- _Exercice bref a_
Reproduisez telles quelles les lignes des données, de celle qui contient « bubble-line-2: 项目名称 — [415, 293, 465, 308] » jusqu'à la dernière ligne des données incluse.

- _Texte proposé_
Mieux comprendre l’empathie





L empathie se définit comme la capacité de comprendre et de ressentir ce qu’éprouvent les autres. Bien qu’elle soit commune à un grand nombre de mammifères, on la retrouve très fortement chez Homo sapiens. Cependant, le niveau d’empathie peut être très différent d’une personne à l’autre. Cette caractéristique, qui se transforme ainsi en force ou en faiblesse chez nous, est une faculté plus complexe que l’on peut imaginer.


Comment l’empathie se manifeste-t-elle?


Selon Anaïs Roux, auteure du balado Neurosapiens et d’un ouvrage du même titre, il existerait deux formes d’empathie : affective et cognitive.


L’empathie affective est celle qui est le plus communément éprouvée. Elle désigne la capacité de ressentir les émotions des autres, tout en évitant de les confondre avec les siennes. Il existe en effet toujours un risque de contagion des émotions. Or, s’il est souhaitable de se mettre à la place de l’autre pour mieux percevoir ce qu’il vit, il importe de ne pas se laisser envahir par ces émotions afin de conserver un contrôle sur soi.

- _Exercice bref b_
Poursuivez le texte sur l'empathie à partir de sa dernière phrase.

- _Données fournies_
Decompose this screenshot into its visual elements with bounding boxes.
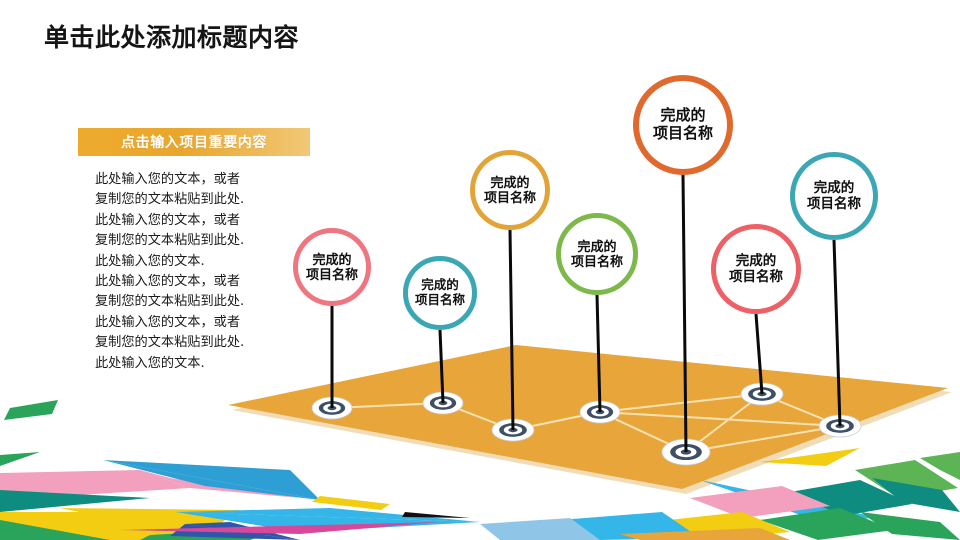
bubble-line-2: 项目名称 — [415, 293, 465, 308]
bubble-7[interactable]: 完成的项目名称 — [790, 152, 878, 240]
bubble-4[interactable]: 完成的项目名称 — [556, 213, 638, 295]
bubble-line-2: 项目名称 — [729, 269, 783, 285]
bubble-6[interactable]: 完成的项目名称 — [711, 224, 801, 314]
slide-canvas: 单击此处添加标题内容 点击输入项目重要内容 此处输入您的文本，或者 复制您的文本… — [0, 0, 960, 540]
bubble-3[interactable]: 完成的项目名称 — [470, 150, 550, 230]
bubble-2[interactable]: 完成的项目名称 — [403, 256, 477, 330]
bubble-line-1: 完成的 — [814, 180, 855, 196]
body-paragraph: 此处输入您的文本，或者 复制您的文本粘贴到此处. 此处输入您的文本，或者 复制您… — [95, 170, 325, 374]
bubble-line-1: 完成的 — [490, 175, 529, 190]
page-title: 单击此处添加标题内容 — [44, 18, 299, 54]
bubble-line-1: 完成的 — [736, 253, 777, 269]
bubble-line-2: 项目名称 — [484, 190, 536, 205]
bubble-line-1: 完成的 — [577, 239, 616, 254]
section-banner-label: 点击输入项目重要内容 — [78, 128, 310, 156]
section-banner[interactable]: 点击输入项目重要内容 — [78, 128, 310, 156]
bubble-5[interactable]: 完成的项目名称 — [633, 75, 733, 175]
bubble-line-1: 完成的 — [660, 107, 705, 125]
bubble-line-2: 项目名称 — [807, 196, 861, 212]
bubble-line-2: 项目名称 — [653, 125, 713, 143]
bubble-line-2: 项目名称 — [571, 254, 623, 269]
bubble-line-1: 完成的 — [421, 278, 459, 293]
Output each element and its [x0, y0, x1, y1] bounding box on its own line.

- _Réponse attendue a_
bubble-line-2: 项目名称 — [415, 293, 465, 308]
bubble-7[interactable]: 完成的项目名称 — [790, 152, 878, 240]
bubble-4[interactable]: 完成的项目名称 — [556, 213, 638, 295]
bubble-line-2: 项目名称 — [729, 269, 783, 285]
bubble-6[interactable]: 完成的项目名称 — [711, 224, 801, 314]
slide-canvas: 单击此处添加标题内容 点击输入项目重要内容 此处输入您的文本，或者 复制您的文本… — [0, 0, 960, 540]
bubble-3[interactable]: 完成的项目名称 — [470, 150, 550, 230]
bubble-2[interactable]: 完成的项目名称 — [403, 256, 477, 330]
bubble-line-1: 完成的 — [814, 180, 855, 196]
body-paragraph: 此处输入您的文本，或者 复制您的文本粘贴到此处. 此处输入您的文本，或者 复制您… — [95, 170, 325, 374]
bubble-line-1: 完成的 — [490, 175, 529, 190]
page-title: 单击此处添加标题内容 — [44, 18, 299, 54]
bubble-line-1: 完成的 — [736, 253, 777, 269]
bubble-line-2: 项目名称 — [484, 190, 536, 205]
bubble-line-1: 完成的 — [577, 239, 616, 254]
section-banner-label: 点击输入项目重要内容 — [78, 128, 310, 156]
section-banner[interactable]: 点击输入项目重要内容 — [78, 128, 310, 156]
bubble-5[interactable]: 完成的项目名称 — [633, 75, 733, 175]
bubble-line-1: 完成的 — [660, 107, 705, 125]
bubble-line-2: 项目名称 — [807, 196, 861, 212]
bubble-line-2: 项目名称 — [653, 125, 713, 143]
bubble-line-2: 项目名称 — [571, 254, 623, 269]
bubble-line-1: 完成的 — [421, 278, 459, 293]
Output each element and its [x0, y0, x1, y1] bounding box on its own line.

- _Réponse attendue b_
L’empathie cognitive consiste quant à elle à comprendre les émotions ou l’état d’esprit des autres sans toutefois les ressentir. Nous sommes ici dans un processus intellectuel de reconnaissance de l’émotion vécue par autrui sans qu’il y ait d’identification qui s’opère.


Pour faire comprendre ce qui distingue ces deux types d’empathie, Anaïs Roux propose de les comparer aux deux faces d’une pièce de monnaie.


L’empathie affective, correspondant à la face visible de la pièce, agit de manière ascendante (bottom-up), c’est-à-dire qu’elle effectue chez quelqu’un la synthèse des éléments de base que sont les émotions perçues chez autrui. La personne empathique vit les émotions qu’elle perçoit chez l’autre, elle y réagit dans son corps.


L’empathie cognitive, elle, est comparable à la face inverse, pour ne pas dire invisible, de la pièce : elle agit de manière descendante (top-down) en se servant de la cognition pour analyser le portrait d’ensemble et cerner chacune des émotions exprimées par l’autre. La personne empathique a une connaissance détaillée de ces émotions, mais elle reste détachée.


Ces deux approches fonctionnent en parallèle, selon le moment ou les émotions en cause.


Certaines personnes sont malgré tout plus susceptibles de montrer une empathie cognitive, alors que d’autres ont tendance à éprouver une empathie affective. Par exemple, on sait que les gens qui n’ont pas la capacité de ressentir la douleur (voir les études de Danziger, 2009) n’arrivent pas à ressentir l’affect d’un autre. La seule forme d’empathie qu’ils montrent est de nature cognitive et rationnelle puisque les émotions manifestées par autrui ne les atteignent pas. En général, ces personnes ont un niveau d’empathie plus faible.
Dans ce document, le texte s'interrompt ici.